To be done >>
Output the records. Match them exactly.

Extracted data >>

☆ ☆ ☆ ☆

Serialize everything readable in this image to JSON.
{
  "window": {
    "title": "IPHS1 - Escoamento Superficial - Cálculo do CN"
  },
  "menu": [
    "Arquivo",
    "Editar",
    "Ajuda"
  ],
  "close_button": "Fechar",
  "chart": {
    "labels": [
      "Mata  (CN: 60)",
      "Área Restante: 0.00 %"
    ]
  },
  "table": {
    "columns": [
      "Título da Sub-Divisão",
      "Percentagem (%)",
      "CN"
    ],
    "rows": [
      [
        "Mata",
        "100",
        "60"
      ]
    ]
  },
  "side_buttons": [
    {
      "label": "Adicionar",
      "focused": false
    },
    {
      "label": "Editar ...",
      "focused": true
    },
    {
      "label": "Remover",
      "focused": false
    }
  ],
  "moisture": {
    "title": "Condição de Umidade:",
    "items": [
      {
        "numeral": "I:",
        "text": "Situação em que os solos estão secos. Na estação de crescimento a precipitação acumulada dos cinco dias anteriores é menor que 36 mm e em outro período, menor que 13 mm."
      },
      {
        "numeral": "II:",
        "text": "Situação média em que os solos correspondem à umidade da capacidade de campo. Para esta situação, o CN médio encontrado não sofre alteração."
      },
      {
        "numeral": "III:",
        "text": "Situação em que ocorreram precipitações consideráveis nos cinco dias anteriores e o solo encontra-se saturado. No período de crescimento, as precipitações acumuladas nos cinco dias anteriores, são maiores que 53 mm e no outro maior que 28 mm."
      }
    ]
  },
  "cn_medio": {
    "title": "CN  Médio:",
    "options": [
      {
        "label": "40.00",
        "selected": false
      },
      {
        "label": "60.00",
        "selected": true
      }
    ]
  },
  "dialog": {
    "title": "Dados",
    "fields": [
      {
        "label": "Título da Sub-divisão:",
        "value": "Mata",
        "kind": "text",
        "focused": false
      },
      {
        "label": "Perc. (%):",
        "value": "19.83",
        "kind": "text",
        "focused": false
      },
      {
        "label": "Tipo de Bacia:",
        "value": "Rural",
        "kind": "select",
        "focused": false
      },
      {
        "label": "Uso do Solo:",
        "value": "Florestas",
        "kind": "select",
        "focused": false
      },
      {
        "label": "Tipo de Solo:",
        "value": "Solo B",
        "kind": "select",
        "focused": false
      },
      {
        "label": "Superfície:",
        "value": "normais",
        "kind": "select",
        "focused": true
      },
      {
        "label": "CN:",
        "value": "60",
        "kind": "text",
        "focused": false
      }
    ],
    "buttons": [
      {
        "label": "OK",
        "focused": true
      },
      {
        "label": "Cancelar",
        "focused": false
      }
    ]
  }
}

☆ ☆ ☆ ☆

Exercise solution >>
Serialize everything readable in this image to JSON.
{
  "window": {
    "title": "IPHS1 - Escoamento Superficial - Cálculo do CN"
  },
  "menu": [
    "Arquivo",
    "Editar",
    "Ajuda"
  ],
  "close_button": "Fechar",
  "chart": {
    "labels": [
      "Mata  (CN: 60)",
      "Área Restante: 0.00 %"
    ]
  },
  "table": {
    "columns": [
      "Título da Sub-Divisão",
      "Percentagem (%)",
      "CN"
    ],
    "rows": [
      [
        "Mata",
        "100",
        "60"
      ]
    ]
  },
  "side_buttons": [
    {
      "label": "Adicionar",
      "focused": false
    },
    {
      "label": "Editar ...",
      "focused": true
    },
    {
      "label": "Remover",
      "focused": false
    }
  ],
  "moisture": {
    "title": "Condição de Umidade:",
    "items": [
      {
        "numeral": "I:",
        "text": "Situação em que os solos estão secos. Na estação de crescimento a precipitação acumulada dos cinco dias anteriores é menor que 36 mm e em outro período, menor que 13 mm."
      },
      {
        "numeral": "II:",
        "text": "Situação média em que os solos correspondem à umidade da capacidade de campo. Para esta situação, o CN médio encontrado não sofre alteração."
      },
      {
        "numeral": "III:",
        "text": "Situação em que ocorreram precipitações consideráveis nos cinco dias anteriores e o solo encontra-se saturado. No período de crescimento, as precipitações acumuladas nos cinco dias anteriores, são maiores que 53 mm e no outro maior que 28 mm."
      }
    ]
  },
  "cn_medio": {
    "title": "CN  Médio:",
    "options": [
      {
        "label": "40.00",
        "selected": false
      },
      {
        "label": "60.00",
        "selected": true
      }
    ]
  },
  "dialog": {
    "title": "Dados",
    "fields": [
      {
        "label": "Título da Sub-divisão:",
        "value": "Mata",
        "kind": "text",
        "focused": false
      },
      {
        "label": "Perc. (%):",
        "value": "19.83",
        "kind": "text",
        "focused": false
      },
      {
        "label": "Tipo de Bacia:",
        "value": "Rural",
        "kind": "select",
        "focused": false
      },
      {
        "label": "Uso do Solo:",
        "value": "Florestas",
        "kind": "select",
        "focused": false
      },
      {
        "label": "Tipo de Solo:",
        "value": "Solo B",
        "kind": "select",
        "focused": false
      },
      {
        "label": "Superfície:",
        "value": "normais",
        "kind": "select",
        "focused": true
      },
      {
        "label": "CN:",
        "value": "60",
        "kind": "text",
        "focused": false
      }
    ],
    "buttons": [
      {
        "label": "OK",
        "focused": true
      },
      {
        "label": "Cancelar",
        "focused": false
      }
    ]
  }
}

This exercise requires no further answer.